Stored data
******************************

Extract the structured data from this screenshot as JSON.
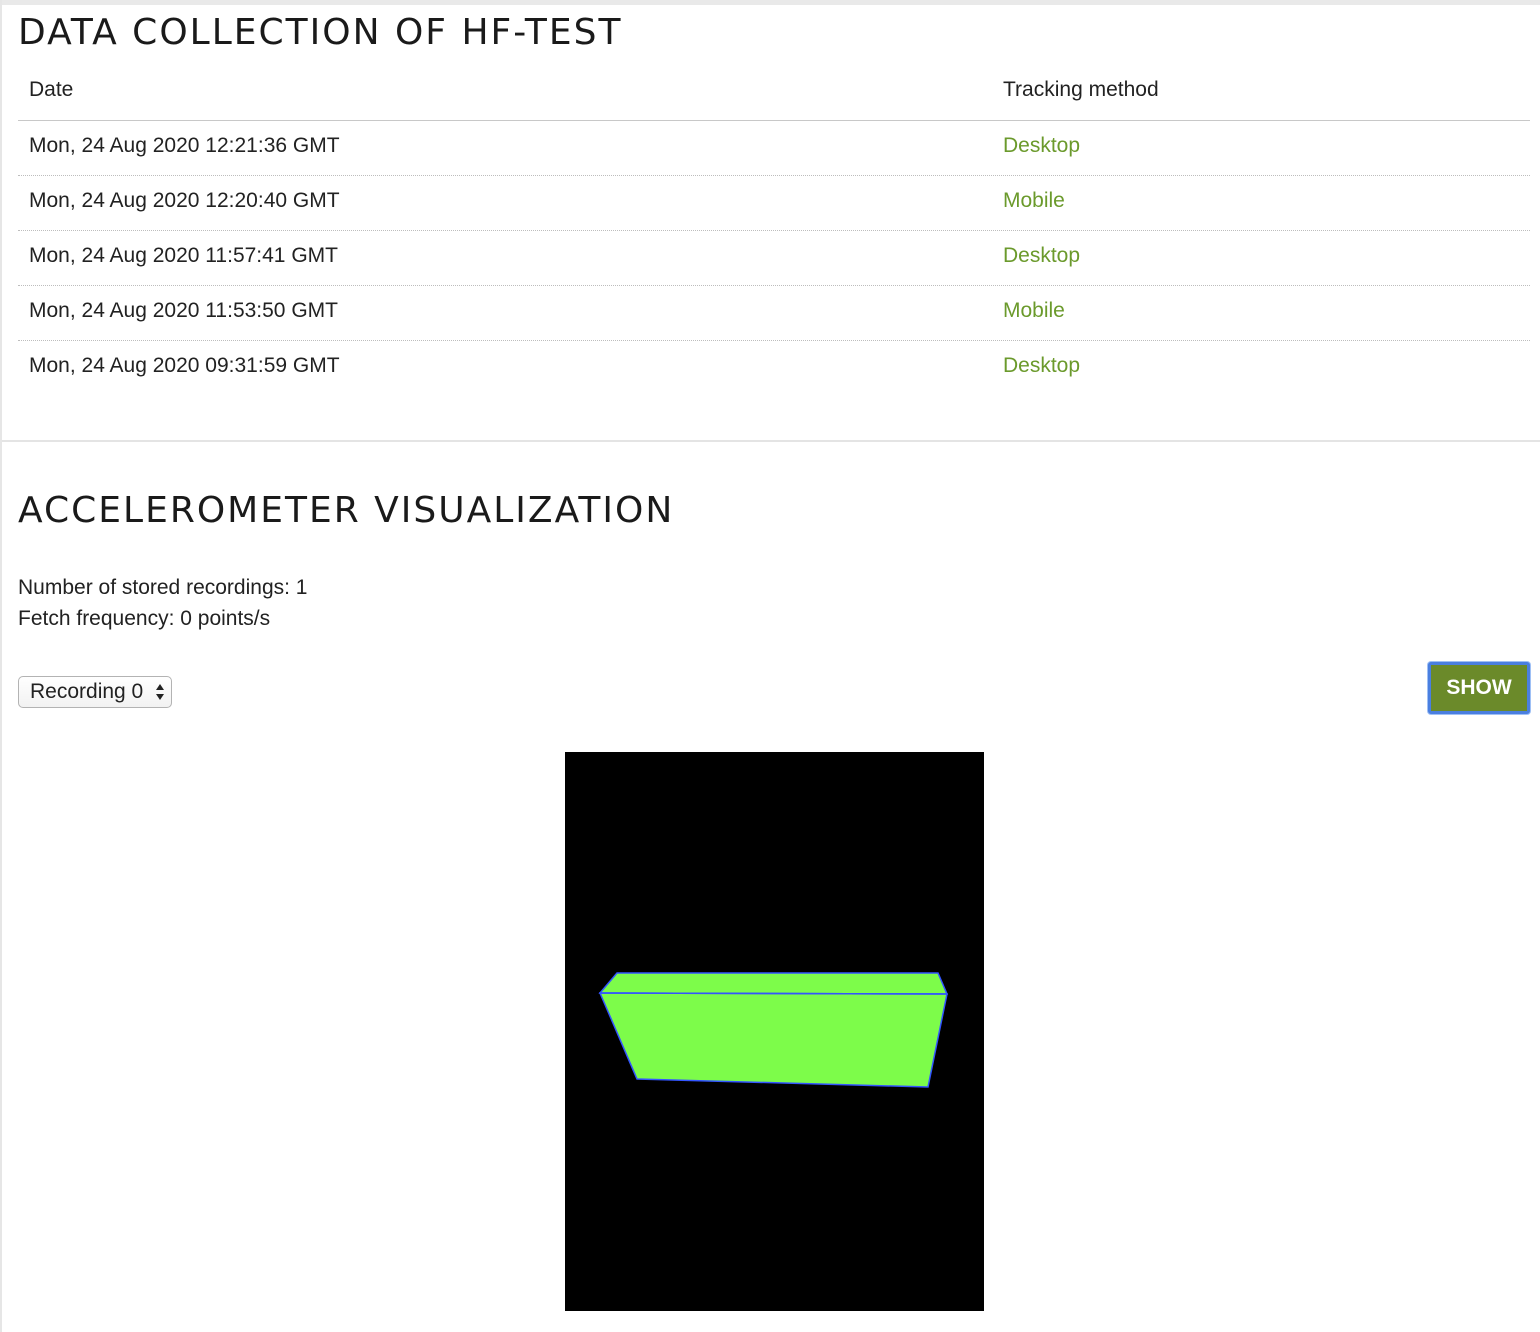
{
  "data_collection": {
    "title": "DATA COLLECTION OF HF-TEST",
    "columns": {
      "date": "Date",
      "method": "Tracking method"
    },
    "rows": [
      {
        "date": "Mon, 24 Aug 2020 12:21:36 GMT",
        "method": "Desktop"
      },
      {
        "date": "Mon, 24 Aug 2020 12:20:40 GMT",
        "method": "Mobile"
      },
      {
        "date": "Mon, 24 Aug 2020 11:57:41 GMT",
        "method": "Desktop"
      },
      {
        "date": "Mon, 24 Aug 2020 11:53:50 GMT",
        "method": "Mobile"
      },
      {
        "date": "Mon, 24 Aug 2020 09:31:59 GMT",
        "method": "Desktop"
      }
    ]
  },
  "accelerometer": {
    "title": "ACCELEROMETER VISUALIZATION",
    "recordings_text": "Number of stored recordings: 1",
    "frequency_text": "Fetch frequency: 0 points/s",
    "recording_select": {
      "selected": "Recording 0"
    },
    "show_button": "SHOW",
    "visualization": {
      "background": "#000000",
      "box_fill": "#7dfc4a",
      "edge_color": "#3355ff"
    }
  },
  "colors": {
    "link_green": "#6b9a2c",
    "button_green": "#6b8a2a",
    "focus_blue": "#4a7fe0"
  }
}
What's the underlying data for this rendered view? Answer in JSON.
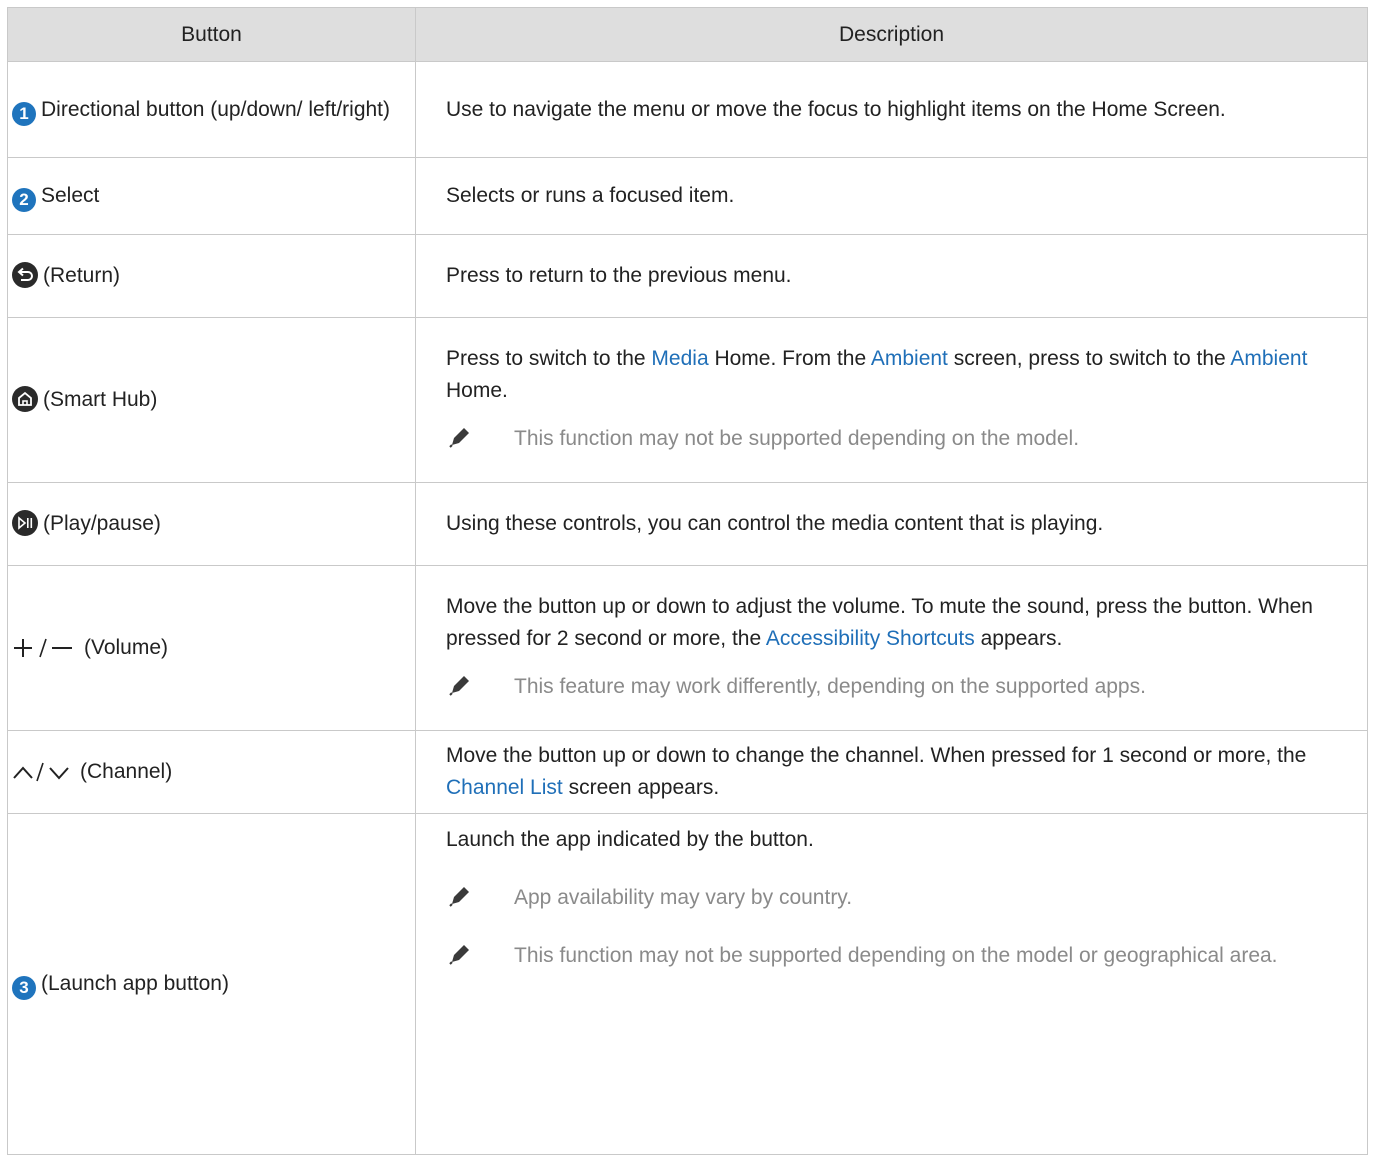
{
  "table": {
    "headers": {
      "button": "Button",
      "description": "Description"
    },
    "rows": [
      {
        "num": "1",
        "label": "Directional button (up/down/ left/right)",
        "desc": "Use to navigate the menu or move the focus to highlight items on the Home Screen."
      },
      {
        "num": "2",
        "label": "Select",
        "desc": "Selects or runs a focused item."
      },
      {
        "icon": "return-icon",
        "label": "(Return)",
        "desc": "Press to return to the previous menu."
      },
      {
        "icon": "home-icon",
        "label": "(Smart Hub)",
        "desc_parts": [
          "Press to switch to the ",
          "Media",
          " Home. From the ",
          "Ambient",
          " screen, press to switch to the ",
          "Ambient",
          " Home."
        ],
        "note": "This function may not be supported depending on the model."
      },
      {
        "icon": "play-pause-icon",
        "label": "(Play/pause)",
        "desc": "Using these controls, you can control the media content that is playing."
      },
      {
        "icon": "volume-icon",
        "label": "(Volume)",
        "desc_parts": [
          "Move the button up or down to adjust the volume. To mute the sound, press the button. When pressed for 2 second or more, the ",
          "Accessibility Shortcuts",
          " appears."
        ],
        "note": "This feature may work differently, depending on the supported apps."
      },
      {
        "icon": "channel-icon",
        "label": "(Channel)",
        "desc_parts": [
          "Move the button up or down to change the channel. When pressed for 1 second or more, the  ",
          "Channel List",
          " screen appears."
        ]
      },
      {
        "num": "3",
        "label": "(Launch app button)",
        "desc": "Launch the app indicated by the button.",
        "notes": [
          "App availability may vary by country.",
          "This function may not be supported depending on the model or geographical area."
        ]
      }
    ]
  },
  "colors": {
    "highlight": "#1f6fb8",
    "badge": "#1f74bd",
    "header_bg": "#dedede",
    "note_text": "#8a8a8a"
  }
}
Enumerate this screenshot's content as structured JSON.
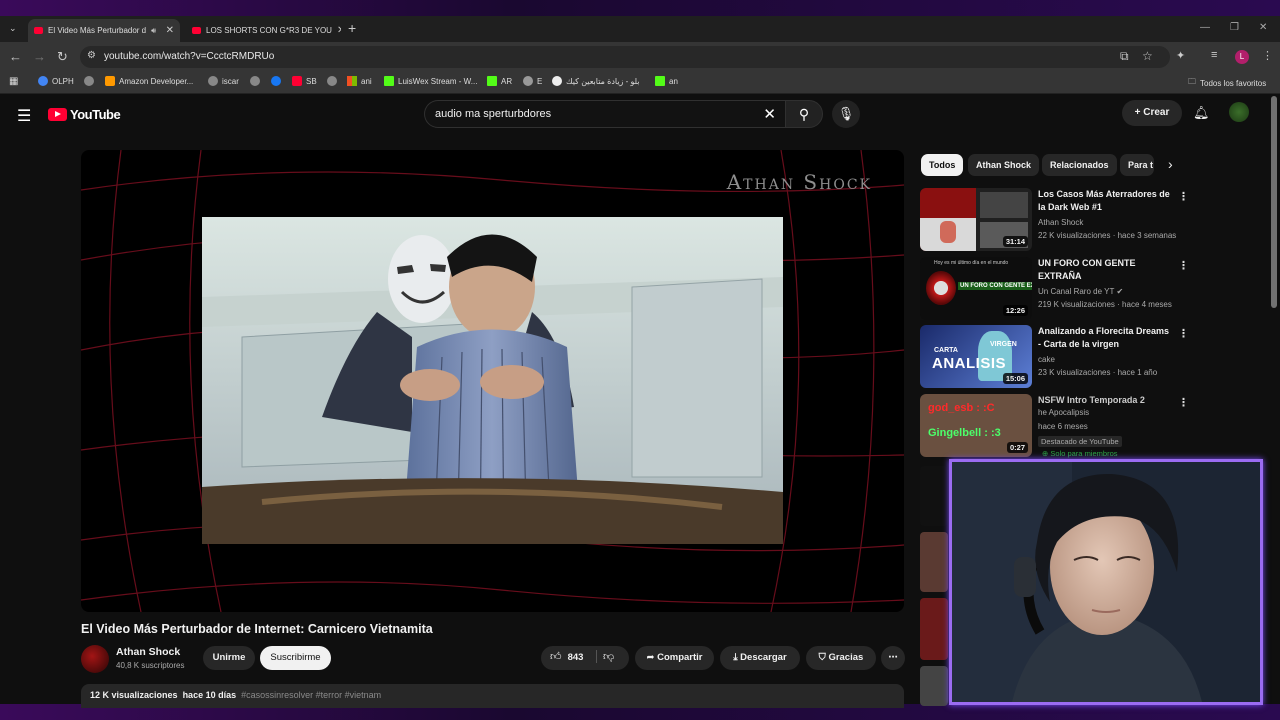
{
  "browser": {
    "tabs": [
      {
        "title": "El Video Más Perturbador d",
        "active": true
      },
      {
        "title": "LOS SHORTS CON G*R3 DE YOU",
        "active": false
      }
    ],
    "new_tab": "+",
    "url": "youtube.com/watch?v=CcctcRMDRUo",
    "profile_letter": "L",
    "bookmarks": [
      "OLPH",
      "Amazon Developer...",
      "iscar",
      "",
      "SB",
      "ani",
      "LuisWex Stream - W...",
      "AR",
      "E",
      "بلو - زيادة متابعين كيك",
      "an"
    ],
    "all_bookmarks": "Todos los favoritos"
  },
  "youtube": {
    "logo_text": "YouTube",
    "search_query": "audio ma sperturbdores",
    "create_label": "Crear"
  },
  "video": {
    "overlay_brand": "Athan Shock",
    "title": "El Video Más Perturbador de Internet: Carnicero Vietnamita",
    "channel": "Athan Shock",
    "subscribers": "40,8 K suscriptores",
    "join_label": "Unirme",
    "subscribe_label": "Suscribirme",
    "likes": "843",
    "share_label": "Compartir",
    "download_label": "Descargar",
    "thanks_label": "Gracias",
    "views": "12 K visualizaciones",
    "date": "hace 10 días",
    "tags": "#casossinresolver #terror #vietnam"
  },
  "chips": [
    "Todos",
    "Athan Shock",
    "Relacionados",
    "Para t"
  ],
  "recommendations": [
    {
      "title": "Los Casos Más Aterradores de la Dark Web #1",
      "channel": "Athan Shock",
      "meta": "22 K visualizaciones · hace 3 semanas",
      "duration": "31:14"
    },
    {
      "title": "UN FORO CON GENTE EXTRAÑA",
      "channel": "Un Canal Raro de YT",
      "meta": "219 K visualizaciones · hace 4 meses",
      "duration": "12:26"
    },
    {
      "title": "Analizando a Florecita Dreams - Carta de la virgen",
      "channel": "cake",
      "meta": "23 K visualizaciones · hace 1 año",
      "duration": "15:06"
    },
    {
      "title": "NSFW Intro Temporada 2",
      "channel": "he Apocalipsis",
      "meta": "hace 6 meses",
      "duration": "0:27",
      "badge": "Destacado de YouTube",
      "members": "Solo para miembros"
    }
  ],
  "thumb_text": {
    "r3_line1": "god_esb : :C",
    "r3_line2": "Gingelbell : :3",
    "r2_caption": "UN FORO CON GENTE EXTRAÑA",
    "r2_top": "Hoy es mi último día en el mundo",
    "r1_caption": "CARTA DE LA VIRGEN",
    "analisis": "ANALISIS",
    "carta": "CARTA",
    "virgen": "VIRGEN"
  },
  "colors": {
    "accent": "#ff0033",
    "cam_border": "#9b6cf2",
    "bg": "#0f0f0f"
  }
}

******************************

-- EXERCISE --
Collect every line from the records above that contains the word "switch".

-- THE SOLUTION --
          "Press to switch to the ",
          " screen, press to switch to the ",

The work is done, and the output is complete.